*GOAL*. In the records below, the line that contains "Read out every word on this page." marks the start. Copy it and each line after it through the end, exactly, without pictures.

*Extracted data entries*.
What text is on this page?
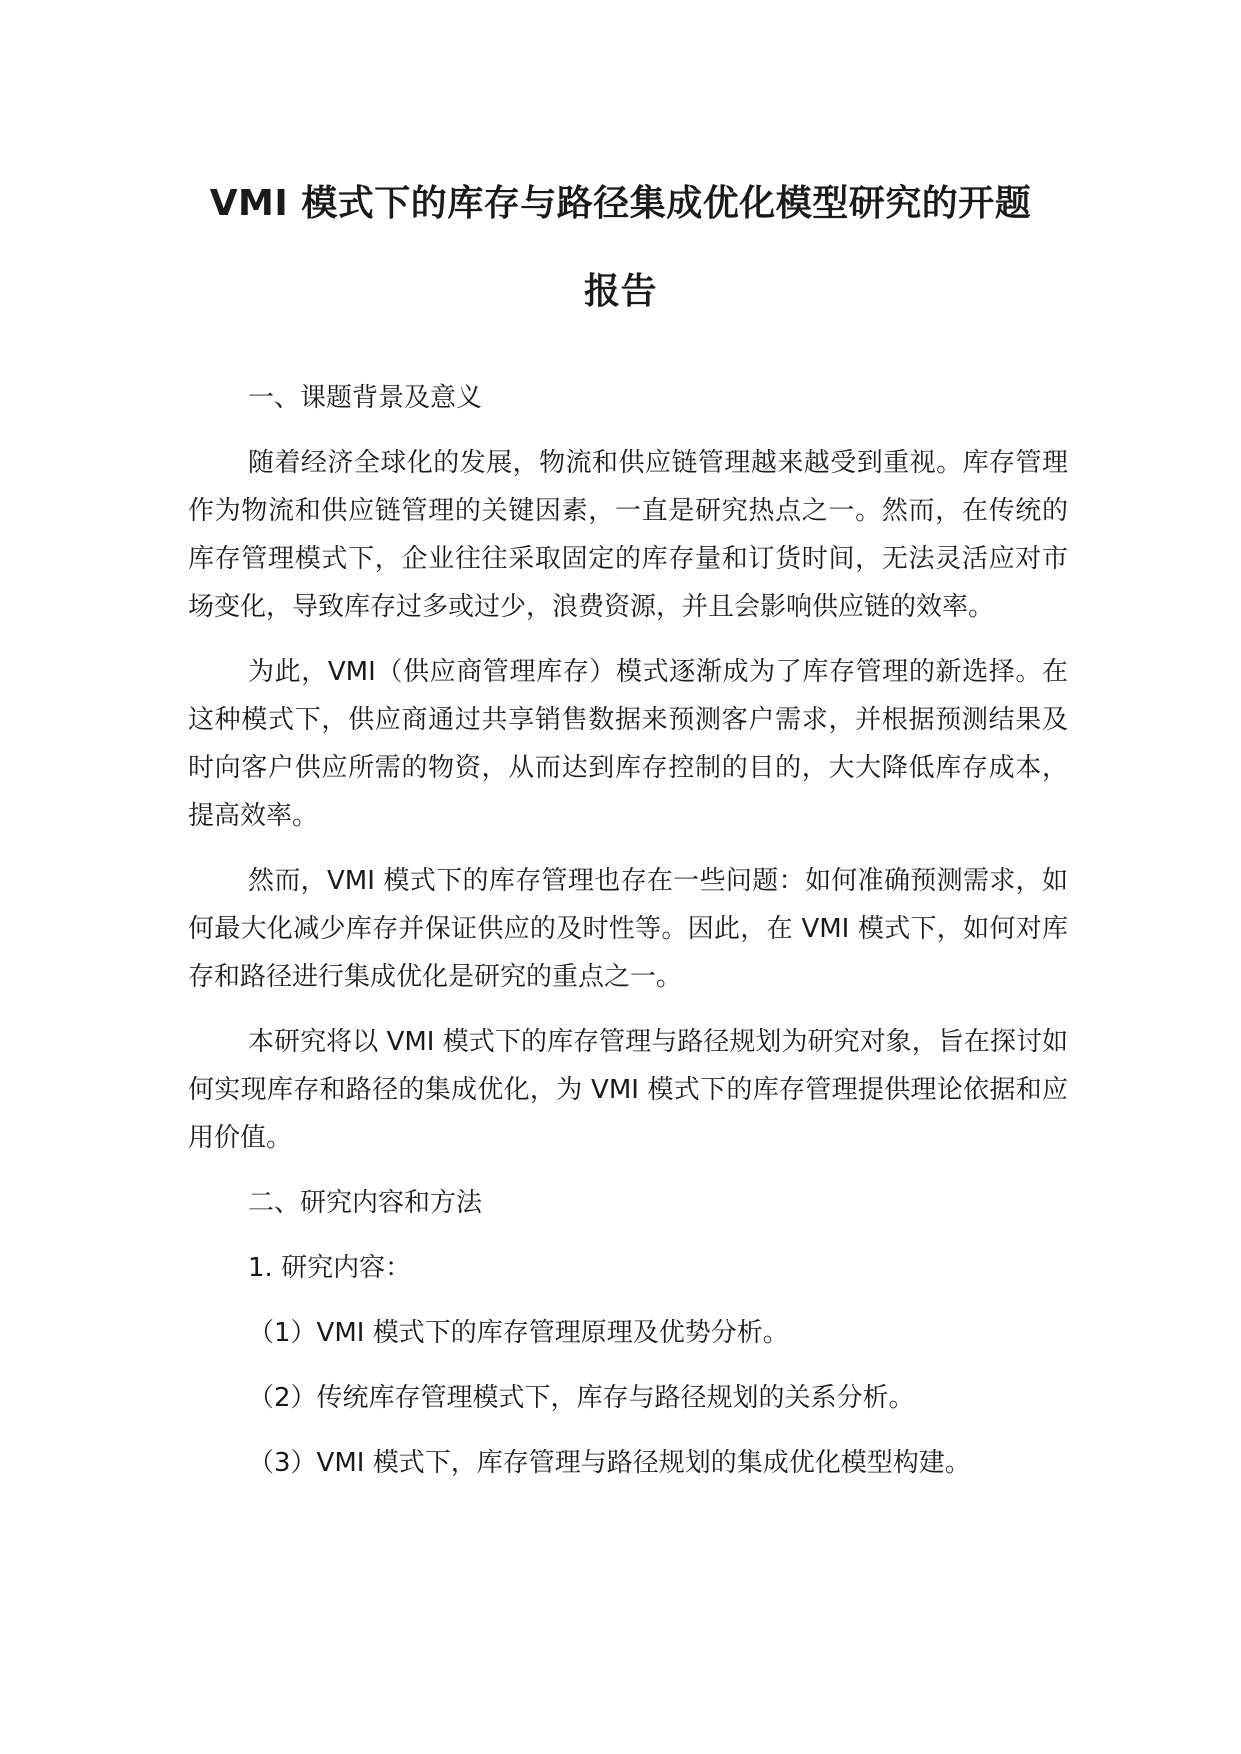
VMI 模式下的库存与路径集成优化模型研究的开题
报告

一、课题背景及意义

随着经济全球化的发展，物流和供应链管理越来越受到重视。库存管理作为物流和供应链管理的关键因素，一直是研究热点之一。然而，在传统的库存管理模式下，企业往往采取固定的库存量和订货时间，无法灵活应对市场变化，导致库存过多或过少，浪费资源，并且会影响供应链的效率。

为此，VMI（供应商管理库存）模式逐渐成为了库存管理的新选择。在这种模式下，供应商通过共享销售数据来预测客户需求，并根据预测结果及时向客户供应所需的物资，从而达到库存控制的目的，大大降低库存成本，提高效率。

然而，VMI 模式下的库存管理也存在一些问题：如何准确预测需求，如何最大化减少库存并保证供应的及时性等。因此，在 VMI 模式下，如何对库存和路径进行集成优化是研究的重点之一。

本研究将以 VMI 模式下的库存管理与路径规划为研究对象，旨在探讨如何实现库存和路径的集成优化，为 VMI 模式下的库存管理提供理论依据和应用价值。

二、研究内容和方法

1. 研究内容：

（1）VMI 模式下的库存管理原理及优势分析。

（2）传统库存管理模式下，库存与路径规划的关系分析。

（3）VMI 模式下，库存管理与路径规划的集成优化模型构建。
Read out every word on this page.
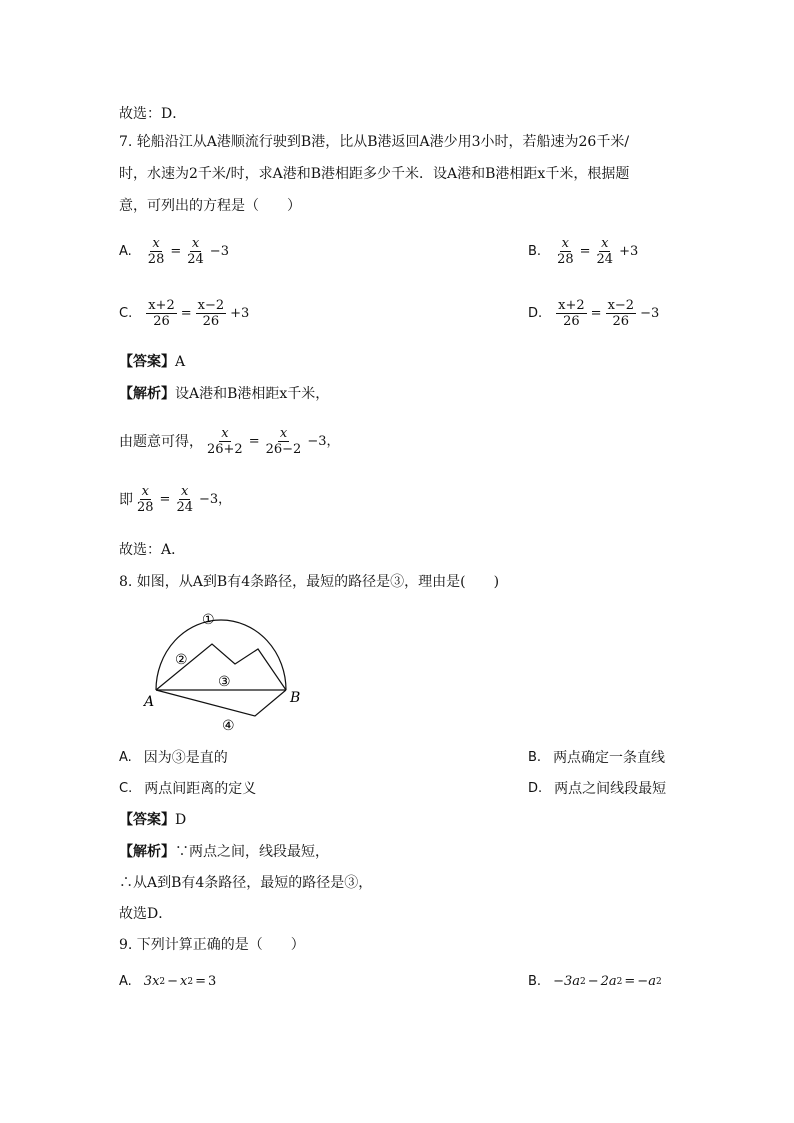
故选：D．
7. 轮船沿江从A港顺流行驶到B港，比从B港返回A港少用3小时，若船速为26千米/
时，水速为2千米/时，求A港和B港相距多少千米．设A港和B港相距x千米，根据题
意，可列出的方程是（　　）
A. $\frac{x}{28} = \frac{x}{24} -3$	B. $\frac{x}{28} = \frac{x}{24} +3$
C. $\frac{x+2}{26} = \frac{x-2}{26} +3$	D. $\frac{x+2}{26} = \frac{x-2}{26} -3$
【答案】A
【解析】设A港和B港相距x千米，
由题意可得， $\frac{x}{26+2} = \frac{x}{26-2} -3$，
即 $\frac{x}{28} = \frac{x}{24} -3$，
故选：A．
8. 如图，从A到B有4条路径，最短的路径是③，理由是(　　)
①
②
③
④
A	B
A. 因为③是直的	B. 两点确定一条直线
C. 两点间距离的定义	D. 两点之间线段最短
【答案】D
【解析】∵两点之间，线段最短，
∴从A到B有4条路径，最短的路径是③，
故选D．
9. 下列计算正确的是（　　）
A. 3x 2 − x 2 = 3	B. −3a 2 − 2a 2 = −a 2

*REPLY*.
Read out every word on this page.
故选：D．
7. 轮船沿江从A港顺流行驶到B港，比从B港返回A港少用3小时，若船速为26千米/
时，水速为2千米/时，求A港和B港相距多少千米．设A港和B港相距x千米，根据题
意，可列出的方程是（　　）
A. $\frac{x}{28} = \frac{x}{24} -3$	B. $\frac{x}{28} = \frac{x}{24} +3$
C. $\frac{x+2}{26} = \frac{x-2}{26} +3$	D. $\frac{x+2}{26} = \frac{x-2}{26} -3$
【答案】A
【解析】设A港和B港相距x千米，
由题意可得， $\frac{x}{26+2} = \frac{x}{26-2} -3$，
即 $\frac{x}{28} = \frac{x}{24} -3$，
故选：A．
8. 如图，从A到B有4条路径，最短的路径是③，理由是(　　)
①
②
③
④
A	B
A. 因为③是直的	B. 两点确定一条直线
C. 两点间距离的定义	D. 两点之间线段最短
【答案】D
【解析】∵两点之间，线段最短，
∴从A到B有4条路径，最短的路径是③，
故选D．
9. 下列计算正确的是（　　）
A. 3x 2 − x 2 = 3	B. −3a 2 − 2a 2 = −a 2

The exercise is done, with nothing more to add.